▸ EXERCISE DETAILS
Looking at the listing, state how many of its lines contain the string "screenshot". Write only the number.
-- Start MATERIAL FOR THIS EXERCISE --
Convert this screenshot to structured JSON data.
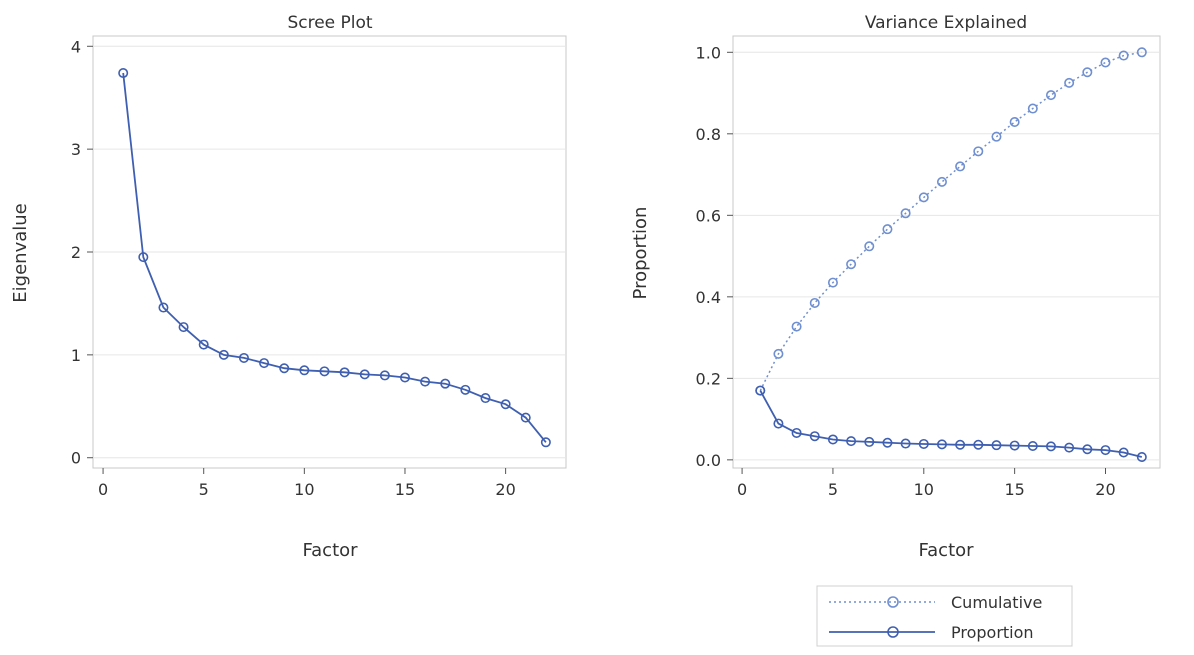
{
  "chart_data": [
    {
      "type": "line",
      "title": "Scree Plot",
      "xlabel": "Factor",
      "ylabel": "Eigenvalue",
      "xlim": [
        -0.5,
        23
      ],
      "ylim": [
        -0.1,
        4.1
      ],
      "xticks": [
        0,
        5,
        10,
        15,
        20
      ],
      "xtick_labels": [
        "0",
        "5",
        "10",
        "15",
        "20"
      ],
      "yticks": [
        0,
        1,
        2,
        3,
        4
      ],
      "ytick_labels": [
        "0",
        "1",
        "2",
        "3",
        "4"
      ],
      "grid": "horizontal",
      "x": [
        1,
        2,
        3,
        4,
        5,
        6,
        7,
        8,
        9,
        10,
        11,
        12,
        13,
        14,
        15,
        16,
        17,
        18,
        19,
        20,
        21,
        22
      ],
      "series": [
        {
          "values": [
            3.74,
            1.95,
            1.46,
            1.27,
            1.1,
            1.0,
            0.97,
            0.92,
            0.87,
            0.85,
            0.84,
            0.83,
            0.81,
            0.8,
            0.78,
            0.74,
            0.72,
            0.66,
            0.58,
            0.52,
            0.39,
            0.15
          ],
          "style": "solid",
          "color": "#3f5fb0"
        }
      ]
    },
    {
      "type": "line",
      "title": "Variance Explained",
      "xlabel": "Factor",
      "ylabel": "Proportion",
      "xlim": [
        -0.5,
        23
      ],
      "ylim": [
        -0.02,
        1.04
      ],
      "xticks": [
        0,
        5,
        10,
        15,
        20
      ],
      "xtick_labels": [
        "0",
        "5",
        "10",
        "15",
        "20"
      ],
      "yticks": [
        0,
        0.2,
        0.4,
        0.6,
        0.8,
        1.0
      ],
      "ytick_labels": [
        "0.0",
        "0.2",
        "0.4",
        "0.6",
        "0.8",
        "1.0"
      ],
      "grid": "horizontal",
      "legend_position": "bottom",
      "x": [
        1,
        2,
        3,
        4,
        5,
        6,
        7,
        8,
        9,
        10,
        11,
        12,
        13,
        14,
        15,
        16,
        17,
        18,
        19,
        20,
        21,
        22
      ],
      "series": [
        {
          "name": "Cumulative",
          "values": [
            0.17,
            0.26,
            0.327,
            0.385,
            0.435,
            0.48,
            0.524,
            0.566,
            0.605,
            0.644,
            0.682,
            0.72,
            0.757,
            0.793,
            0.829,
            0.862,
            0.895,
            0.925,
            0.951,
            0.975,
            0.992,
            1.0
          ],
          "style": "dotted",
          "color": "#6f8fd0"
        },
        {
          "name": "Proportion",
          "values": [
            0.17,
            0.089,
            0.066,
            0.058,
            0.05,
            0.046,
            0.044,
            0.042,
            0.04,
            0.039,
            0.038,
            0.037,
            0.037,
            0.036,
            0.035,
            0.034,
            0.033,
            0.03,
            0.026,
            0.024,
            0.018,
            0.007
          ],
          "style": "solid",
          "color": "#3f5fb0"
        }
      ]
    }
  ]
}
-- End MATERIAL FOR THIS EXERCISE --
-- Start MATERIAL FOR THIS EXERCISE --
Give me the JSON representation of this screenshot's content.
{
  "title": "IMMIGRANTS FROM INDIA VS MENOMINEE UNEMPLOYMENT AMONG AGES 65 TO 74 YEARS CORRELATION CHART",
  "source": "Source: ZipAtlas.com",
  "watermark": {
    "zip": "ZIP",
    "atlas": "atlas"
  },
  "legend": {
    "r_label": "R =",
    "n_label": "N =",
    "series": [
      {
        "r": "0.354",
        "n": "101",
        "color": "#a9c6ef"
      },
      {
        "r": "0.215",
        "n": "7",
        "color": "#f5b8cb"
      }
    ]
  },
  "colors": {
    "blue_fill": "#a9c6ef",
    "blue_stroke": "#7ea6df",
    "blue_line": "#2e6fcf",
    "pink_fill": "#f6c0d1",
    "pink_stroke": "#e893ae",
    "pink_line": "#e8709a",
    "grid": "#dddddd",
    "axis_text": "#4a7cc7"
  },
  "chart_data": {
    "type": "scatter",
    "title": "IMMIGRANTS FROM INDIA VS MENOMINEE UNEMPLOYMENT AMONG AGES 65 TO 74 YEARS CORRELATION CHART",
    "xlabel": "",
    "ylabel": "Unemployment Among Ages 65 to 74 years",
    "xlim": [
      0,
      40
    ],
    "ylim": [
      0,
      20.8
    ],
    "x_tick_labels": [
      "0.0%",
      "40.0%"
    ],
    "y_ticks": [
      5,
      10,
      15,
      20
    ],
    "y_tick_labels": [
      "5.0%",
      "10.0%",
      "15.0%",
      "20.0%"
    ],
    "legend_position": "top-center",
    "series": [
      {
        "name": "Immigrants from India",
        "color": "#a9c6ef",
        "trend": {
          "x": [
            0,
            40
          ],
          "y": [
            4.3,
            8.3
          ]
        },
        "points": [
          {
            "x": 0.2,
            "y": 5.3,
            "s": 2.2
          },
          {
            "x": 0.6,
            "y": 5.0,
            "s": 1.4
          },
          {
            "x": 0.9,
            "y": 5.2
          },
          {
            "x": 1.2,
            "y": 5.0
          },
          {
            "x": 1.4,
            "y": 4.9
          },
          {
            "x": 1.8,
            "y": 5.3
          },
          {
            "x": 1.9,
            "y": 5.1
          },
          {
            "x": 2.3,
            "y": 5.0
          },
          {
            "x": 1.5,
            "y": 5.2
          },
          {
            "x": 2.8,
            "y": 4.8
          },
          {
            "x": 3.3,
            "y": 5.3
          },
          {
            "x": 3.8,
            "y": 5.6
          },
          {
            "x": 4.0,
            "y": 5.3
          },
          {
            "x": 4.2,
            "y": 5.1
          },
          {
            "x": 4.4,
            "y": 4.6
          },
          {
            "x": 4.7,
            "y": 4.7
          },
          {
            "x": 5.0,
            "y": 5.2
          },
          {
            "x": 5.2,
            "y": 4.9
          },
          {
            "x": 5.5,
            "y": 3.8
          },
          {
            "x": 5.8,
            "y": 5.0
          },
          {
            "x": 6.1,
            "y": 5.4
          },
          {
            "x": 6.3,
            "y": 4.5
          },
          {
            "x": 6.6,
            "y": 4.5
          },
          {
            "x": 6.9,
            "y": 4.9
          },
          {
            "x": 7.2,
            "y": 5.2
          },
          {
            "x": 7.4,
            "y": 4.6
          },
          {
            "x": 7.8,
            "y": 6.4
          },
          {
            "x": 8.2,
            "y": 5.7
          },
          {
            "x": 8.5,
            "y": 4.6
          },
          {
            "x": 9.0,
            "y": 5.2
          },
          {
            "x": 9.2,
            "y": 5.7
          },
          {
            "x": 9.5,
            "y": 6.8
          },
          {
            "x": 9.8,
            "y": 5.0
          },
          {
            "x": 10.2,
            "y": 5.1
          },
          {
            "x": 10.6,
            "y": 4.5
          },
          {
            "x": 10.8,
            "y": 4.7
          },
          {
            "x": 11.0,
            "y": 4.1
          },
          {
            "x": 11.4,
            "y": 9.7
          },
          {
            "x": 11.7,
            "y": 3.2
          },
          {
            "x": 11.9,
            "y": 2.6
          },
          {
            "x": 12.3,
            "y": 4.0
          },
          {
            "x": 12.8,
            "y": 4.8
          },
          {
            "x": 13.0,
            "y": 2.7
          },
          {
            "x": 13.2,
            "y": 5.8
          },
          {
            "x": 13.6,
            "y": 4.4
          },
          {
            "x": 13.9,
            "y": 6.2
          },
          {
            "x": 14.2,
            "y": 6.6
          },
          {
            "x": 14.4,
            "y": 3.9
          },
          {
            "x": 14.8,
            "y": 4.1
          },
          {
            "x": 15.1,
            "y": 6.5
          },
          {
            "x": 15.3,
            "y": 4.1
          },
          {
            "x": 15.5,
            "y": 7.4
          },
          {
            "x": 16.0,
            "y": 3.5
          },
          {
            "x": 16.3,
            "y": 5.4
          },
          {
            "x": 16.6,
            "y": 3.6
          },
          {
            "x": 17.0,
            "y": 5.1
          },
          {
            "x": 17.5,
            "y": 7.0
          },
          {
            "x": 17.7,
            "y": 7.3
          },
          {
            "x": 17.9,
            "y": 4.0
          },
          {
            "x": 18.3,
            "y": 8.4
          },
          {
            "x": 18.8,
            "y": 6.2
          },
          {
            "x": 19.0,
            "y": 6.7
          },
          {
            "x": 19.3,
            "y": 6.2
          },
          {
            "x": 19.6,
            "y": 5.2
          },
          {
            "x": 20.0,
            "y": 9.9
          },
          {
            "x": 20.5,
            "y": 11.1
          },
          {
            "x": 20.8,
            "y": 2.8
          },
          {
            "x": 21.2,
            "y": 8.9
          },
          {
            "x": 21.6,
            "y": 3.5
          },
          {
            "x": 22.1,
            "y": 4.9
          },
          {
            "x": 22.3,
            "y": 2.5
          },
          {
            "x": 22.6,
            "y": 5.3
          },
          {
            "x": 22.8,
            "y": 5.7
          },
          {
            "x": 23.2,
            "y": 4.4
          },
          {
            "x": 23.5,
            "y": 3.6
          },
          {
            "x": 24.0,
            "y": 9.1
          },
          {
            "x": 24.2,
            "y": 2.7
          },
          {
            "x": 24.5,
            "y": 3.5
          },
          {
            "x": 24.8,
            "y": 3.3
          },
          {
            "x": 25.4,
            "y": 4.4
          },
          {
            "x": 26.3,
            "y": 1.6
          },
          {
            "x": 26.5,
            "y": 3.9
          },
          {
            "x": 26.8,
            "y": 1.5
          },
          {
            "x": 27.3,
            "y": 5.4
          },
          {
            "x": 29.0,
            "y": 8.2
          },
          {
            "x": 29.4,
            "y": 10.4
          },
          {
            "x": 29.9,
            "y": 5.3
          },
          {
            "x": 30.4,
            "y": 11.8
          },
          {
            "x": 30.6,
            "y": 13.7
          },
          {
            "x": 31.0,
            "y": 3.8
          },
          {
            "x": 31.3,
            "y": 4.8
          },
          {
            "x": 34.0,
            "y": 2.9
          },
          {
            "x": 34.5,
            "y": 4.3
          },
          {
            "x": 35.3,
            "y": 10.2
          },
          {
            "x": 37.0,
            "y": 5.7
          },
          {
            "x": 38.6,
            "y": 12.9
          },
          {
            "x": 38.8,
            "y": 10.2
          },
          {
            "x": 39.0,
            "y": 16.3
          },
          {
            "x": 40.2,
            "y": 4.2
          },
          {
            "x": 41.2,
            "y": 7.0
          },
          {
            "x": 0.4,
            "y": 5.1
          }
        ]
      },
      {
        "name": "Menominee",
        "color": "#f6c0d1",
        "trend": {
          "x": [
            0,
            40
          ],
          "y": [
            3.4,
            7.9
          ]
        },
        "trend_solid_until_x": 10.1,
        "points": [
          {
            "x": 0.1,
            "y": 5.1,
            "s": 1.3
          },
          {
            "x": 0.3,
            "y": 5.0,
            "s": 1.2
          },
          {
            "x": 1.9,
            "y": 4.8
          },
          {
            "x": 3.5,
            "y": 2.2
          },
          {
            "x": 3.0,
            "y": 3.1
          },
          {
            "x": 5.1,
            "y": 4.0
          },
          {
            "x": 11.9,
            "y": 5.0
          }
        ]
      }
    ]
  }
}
-- End MATERIAL FOR THIS EXERCISE --
▸ RESPONSE FOR THIS EXERCISE
2